Items from a data source:
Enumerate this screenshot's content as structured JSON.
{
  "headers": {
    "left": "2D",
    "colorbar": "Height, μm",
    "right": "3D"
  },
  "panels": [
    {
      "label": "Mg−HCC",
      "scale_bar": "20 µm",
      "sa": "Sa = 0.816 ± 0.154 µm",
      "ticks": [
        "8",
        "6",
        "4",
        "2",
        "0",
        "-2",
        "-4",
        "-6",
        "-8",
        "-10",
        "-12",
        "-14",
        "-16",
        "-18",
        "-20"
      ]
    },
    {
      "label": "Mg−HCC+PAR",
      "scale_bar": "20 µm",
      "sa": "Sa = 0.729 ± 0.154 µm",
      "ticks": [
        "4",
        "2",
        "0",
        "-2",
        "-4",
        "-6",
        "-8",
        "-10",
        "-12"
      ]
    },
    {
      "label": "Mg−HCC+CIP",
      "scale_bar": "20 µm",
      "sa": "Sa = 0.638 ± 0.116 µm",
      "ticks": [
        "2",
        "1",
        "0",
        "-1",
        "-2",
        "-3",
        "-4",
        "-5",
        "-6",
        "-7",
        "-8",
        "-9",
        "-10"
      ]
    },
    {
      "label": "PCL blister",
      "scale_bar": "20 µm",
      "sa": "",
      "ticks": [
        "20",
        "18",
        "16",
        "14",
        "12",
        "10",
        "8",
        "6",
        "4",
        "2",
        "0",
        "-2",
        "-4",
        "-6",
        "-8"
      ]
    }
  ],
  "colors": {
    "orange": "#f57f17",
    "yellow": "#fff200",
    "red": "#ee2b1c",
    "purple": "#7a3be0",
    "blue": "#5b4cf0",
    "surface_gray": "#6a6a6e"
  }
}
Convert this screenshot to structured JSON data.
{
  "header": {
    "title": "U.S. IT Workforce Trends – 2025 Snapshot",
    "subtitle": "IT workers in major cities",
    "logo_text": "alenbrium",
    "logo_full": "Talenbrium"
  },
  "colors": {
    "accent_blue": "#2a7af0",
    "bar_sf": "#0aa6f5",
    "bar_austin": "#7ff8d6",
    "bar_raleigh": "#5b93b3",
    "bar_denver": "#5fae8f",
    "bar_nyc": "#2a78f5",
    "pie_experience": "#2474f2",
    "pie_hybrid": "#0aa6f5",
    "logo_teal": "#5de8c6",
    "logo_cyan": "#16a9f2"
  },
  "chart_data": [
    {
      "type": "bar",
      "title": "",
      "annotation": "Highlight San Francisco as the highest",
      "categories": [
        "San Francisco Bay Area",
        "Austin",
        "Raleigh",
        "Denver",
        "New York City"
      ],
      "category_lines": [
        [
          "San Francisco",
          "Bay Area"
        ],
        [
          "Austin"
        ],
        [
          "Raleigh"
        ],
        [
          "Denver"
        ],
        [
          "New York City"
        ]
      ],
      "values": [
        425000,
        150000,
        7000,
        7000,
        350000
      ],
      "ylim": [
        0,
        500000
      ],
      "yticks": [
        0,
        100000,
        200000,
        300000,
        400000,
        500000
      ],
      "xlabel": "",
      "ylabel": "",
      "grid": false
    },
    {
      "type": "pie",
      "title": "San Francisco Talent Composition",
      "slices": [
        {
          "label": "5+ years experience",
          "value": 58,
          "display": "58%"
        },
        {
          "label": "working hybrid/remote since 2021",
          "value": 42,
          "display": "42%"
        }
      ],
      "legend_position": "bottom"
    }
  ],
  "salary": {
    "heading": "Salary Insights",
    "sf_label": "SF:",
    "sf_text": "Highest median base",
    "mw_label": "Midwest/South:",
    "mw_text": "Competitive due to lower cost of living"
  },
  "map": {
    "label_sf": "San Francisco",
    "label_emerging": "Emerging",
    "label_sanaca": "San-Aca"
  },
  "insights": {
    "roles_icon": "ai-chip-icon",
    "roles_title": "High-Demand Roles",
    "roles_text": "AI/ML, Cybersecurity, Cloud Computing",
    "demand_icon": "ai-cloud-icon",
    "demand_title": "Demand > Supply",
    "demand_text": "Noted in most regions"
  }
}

## Set exercise:
Look through the material above and pick out each line holding the word "this".

## Task response:
Enumerate this screenshot's content as structured JSON.
Convert this screenshot to structured JSON data.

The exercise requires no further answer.